═══ Exercise inputs
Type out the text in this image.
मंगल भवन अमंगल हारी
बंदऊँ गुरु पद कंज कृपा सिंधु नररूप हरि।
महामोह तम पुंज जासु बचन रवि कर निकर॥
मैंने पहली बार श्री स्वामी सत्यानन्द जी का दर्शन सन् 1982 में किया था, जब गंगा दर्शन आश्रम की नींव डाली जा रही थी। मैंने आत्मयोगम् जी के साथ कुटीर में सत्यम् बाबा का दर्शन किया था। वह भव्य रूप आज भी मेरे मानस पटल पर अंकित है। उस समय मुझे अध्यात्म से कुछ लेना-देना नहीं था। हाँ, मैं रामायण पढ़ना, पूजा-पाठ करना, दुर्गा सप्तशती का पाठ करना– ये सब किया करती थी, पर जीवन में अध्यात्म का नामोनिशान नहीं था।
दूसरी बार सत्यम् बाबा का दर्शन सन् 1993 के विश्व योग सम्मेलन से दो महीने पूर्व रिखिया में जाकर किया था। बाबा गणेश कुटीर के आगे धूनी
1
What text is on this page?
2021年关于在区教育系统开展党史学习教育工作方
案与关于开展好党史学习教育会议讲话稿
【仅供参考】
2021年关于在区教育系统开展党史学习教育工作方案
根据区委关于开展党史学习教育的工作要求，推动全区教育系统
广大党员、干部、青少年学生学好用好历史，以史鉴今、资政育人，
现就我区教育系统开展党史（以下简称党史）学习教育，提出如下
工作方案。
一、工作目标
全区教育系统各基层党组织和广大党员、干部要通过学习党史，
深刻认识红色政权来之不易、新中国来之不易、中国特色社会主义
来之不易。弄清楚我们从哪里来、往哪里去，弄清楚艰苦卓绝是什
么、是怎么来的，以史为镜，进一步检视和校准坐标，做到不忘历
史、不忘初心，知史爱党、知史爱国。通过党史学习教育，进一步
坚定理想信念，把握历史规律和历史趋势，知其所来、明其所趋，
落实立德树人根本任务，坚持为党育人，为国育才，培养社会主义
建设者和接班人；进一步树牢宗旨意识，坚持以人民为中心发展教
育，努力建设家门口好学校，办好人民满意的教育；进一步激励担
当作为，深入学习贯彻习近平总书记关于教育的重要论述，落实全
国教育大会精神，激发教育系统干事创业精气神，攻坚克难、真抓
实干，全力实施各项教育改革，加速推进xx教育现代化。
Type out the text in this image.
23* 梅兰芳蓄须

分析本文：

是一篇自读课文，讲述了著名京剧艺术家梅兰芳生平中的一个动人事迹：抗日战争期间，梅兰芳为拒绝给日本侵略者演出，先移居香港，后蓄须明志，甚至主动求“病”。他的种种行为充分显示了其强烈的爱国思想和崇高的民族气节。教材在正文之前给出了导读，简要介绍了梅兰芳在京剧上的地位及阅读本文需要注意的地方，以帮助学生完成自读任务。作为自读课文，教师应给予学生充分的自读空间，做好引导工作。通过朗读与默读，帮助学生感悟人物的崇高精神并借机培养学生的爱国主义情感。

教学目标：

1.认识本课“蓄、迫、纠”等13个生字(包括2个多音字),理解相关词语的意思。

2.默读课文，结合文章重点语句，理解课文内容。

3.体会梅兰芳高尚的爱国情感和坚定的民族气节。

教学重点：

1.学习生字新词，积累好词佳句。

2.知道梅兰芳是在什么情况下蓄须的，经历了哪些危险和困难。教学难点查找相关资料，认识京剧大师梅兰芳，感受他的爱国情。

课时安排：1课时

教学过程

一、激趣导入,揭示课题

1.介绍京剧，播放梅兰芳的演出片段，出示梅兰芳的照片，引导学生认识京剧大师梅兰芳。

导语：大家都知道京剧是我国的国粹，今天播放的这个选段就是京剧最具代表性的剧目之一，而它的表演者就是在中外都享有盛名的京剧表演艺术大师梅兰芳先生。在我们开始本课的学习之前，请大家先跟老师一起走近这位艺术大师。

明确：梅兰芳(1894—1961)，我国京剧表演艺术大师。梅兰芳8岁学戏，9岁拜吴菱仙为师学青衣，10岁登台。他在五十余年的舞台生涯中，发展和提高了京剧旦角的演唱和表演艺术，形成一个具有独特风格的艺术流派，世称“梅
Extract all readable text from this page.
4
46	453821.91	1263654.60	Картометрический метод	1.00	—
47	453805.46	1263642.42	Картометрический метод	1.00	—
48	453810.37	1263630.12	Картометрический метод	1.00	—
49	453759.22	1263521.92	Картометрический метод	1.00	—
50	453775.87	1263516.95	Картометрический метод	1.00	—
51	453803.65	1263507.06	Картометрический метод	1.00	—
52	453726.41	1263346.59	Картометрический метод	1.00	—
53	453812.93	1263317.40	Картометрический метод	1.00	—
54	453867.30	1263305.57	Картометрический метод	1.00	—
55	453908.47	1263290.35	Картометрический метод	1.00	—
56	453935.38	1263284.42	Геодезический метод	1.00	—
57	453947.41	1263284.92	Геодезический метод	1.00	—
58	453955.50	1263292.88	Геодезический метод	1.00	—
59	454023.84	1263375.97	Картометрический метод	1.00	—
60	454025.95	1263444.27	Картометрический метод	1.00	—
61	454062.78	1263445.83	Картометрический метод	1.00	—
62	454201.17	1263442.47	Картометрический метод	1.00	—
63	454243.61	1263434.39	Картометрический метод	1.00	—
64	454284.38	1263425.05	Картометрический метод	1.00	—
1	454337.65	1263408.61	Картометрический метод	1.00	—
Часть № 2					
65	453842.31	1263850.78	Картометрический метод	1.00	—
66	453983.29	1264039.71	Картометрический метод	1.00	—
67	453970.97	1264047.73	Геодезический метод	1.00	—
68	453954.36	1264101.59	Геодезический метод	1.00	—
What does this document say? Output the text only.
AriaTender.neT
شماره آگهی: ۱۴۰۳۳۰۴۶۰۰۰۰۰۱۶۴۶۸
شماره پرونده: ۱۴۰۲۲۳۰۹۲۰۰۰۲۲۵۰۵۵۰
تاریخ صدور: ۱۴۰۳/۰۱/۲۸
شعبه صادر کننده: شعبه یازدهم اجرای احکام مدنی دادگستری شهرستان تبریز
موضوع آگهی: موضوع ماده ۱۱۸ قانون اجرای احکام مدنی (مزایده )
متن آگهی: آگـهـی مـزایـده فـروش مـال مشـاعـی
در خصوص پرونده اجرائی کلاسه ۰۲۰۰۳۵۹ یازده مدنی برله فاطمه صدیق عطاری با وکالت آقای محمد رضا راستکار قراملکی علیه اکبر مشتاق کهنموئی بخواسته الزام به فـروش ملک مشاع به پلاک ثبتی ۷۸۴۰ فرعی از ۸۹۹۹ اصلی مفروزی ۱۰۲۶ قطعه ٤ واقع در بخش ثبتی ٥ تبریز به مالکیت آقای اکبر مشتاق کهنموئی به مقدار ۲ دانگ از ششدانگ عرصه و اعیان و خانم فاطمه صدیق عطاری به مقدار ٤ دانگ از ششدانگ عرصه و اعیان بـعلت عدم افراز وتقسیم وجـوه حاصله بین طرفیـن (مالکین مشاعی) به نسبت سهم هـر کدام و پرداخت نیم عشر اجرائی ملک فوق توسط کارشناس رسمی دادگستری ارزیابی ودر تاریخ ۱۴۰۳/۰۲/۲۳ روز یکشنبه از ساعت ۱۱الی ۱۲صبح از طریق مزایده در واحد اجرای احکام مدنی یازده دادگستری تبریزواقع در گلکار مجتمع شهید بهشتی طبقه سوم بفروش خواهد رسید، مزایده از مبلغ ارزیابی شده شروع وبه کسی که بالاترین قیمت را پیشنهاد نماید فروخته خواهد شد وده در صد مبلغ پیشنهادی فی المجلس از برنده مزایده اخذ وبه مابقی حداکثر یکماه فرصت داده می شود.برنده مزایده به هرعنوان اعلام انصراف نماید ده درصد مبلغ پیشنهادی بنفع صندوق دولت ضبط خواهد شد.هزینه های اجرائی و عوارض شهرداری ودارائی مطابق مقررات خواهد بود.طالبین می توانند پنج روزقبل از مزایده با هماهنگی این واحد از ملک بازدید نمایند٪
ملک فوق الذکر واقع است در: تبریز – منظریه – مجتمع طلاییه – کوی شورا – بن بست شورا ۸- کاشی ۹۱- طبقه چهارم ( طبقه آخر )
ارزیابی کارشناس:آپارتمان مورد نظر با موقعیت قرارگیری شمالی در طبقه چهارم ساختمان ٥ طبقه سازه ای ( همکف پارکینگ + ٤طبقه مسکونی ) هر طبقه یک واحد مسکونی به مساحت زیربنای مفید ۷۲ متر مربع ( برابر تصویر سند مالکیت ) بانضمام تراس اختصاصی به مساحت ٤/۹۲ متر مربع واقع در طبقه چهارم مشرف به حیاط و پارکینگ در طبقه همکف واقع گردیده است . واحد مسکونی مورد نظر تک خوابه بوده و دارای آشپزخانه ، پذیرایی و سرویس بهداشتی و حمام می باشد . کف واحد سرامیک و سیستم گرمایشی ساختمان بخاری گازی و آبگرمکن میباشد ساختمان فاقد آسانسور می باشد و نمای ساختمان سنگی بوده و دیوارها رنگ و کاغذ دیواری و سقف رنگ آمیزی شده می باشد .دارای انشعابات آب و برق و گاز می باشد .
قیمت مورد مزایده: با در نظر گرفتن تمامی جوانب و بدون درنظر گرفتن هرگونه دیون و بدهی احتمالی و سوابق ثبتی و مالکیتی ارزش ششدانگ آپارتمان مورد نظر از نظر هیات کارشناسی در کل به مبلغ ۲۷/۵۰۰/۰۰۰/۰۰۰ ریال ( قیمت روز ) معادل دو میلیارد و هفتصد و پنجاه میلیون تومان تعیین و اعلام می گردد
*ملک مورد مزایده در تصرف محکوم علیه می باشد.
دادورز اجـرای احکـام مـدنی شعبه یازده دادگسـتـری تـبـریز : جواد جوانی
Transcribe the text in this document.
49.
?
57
══════
**Task prompt:** Pull out all lines containing the word "page" from the entries above.

**Result of this task:**
What text is on this page?
Extract all readable text from this page.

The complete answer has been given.